(DIRECTION)
Convert each line of the data below into a string in a JSON array, one string per line, omitting any blank lines.

|---|

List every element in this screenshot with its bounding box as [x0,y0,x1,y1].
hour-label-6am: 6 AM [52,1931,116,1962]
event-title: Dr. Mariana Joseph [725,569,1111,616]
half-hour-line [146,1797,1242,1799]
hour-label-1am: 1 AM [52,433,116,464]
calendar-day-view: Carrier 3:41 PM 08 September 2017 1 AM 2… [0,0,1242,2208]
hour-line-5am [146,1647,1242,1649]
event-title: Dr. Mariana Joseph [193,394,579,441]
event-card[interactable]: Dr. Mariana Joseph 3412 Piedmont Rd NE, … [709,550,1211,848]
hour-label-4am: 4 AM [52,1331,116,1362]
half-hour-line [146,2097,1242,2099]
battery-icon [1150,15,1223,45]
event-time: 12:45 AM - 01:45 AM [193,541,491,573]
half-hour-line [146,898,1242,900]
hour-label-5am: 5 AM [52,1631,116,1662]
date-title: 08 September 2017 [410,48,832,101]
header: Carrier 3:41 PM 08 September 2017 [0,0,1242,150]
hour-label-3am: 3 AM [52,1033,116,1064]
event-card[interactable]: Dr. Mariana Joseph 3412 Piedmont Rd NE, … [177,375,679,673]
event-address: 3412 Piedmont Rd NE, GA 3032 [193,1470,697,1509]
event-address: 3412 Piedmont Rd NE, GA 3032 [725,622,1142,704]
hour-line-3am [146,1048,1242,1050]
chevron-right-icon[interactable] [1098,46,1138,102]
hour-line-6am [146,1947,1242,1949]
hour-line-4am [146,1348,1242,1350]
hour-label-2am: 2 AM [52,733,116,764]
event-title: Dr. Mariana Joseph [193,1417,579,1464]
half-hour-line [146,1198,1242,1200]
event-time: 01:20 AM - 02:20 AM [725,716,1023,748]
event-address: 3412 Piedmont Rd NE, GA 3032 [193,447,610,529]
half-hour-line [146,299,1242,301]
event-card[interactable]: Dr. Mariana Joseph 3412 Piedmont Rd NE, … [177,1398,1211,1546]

|---|

(REPLY TO THE EXERCISE)
[
  "List every element in this screenshot with its bounding box as [x0,y0,x1,y1].",
  "hour-label-6am: 6 AM [52,1931,116,1962]",
  "event-title: Dr. Mariana Joseph [725,569,1111,616]",
  "half-hour-line [146,1797,1242,1799]",
  "hour-label-1am: 1 AM [52,433,116,464]",
  "calendar-day-view: Carrier 3:41 PM 08 September 2017 1 AM 2… [0,0,1242,2208]",
  "hour-line-5am [146,1647,1242,1649]",
  "event-title: Dr. Mariana Joseph [193,394,579,441]",
  "event-card[interactable]: Dr. Mariana Joseph 3412 Piedmont Rd NE, … [709,550,1211,848]",
  "hour-label-4am: 4 AM [52,1331,116,1362]",
  "half-hour-line [146,2097,1242,2099]",
  "battery-icon [1150,15,1223,45]",
  "event-time: 12:45 AM - 01:45 AM [193,541,491,573]",
  "half-hour-line [146,898,1242,900]",
  "hour-label-5am: 5 AM [52,1631,116,1662]",
  "date-title: 08 September 2017 [410,48,832,101]",
  "header: Carrier 3:41 PM 08 September 2017 [0,0,1242,150]",
  "hour-label-3am: 3 AM [52,1033,116,1064]",
  "event-card[interactable]: Dr. Mariana Joseph 3412 Piedmont Rd NE, … [177,375,679,673]",
  "event-address: 3412 Piedmont Rd NE, GA 3032 [193,1470,697,1509]",
  "event-address: 3412 Piedmont Rd NE, GA 3032 [725,622,1142,704]",
  "hour-line-3am [146,1048,1242,1050]",
  "chevron-right-icon[interactable] [1098,46,1138,102]",
  "hour-line-6am [146,1947,1242,1949]",
  "hour-line-4am [146,1348,1242,1350]",
  "hour-label-2am: 2 AM [52,733,116,764]",
  "event-title: Dr. Mariana Joseph [193,1417,579,1464]",
  "half-hour-line [146,1198,1242,1200]",
  "event-time: 01:20 AM - 02:20 AM [725,716,1023,748]",
  "event-address: 3412 Piedmont Rd NE, GA 3032 [193,447,610,529]",
  "half-hour-line [146,299,1242,301]",
  "event-card[interactable]: Dr. Mariana Joseph 3412 Piedmont Rd NE, … [177,1398,1211,1546]"
]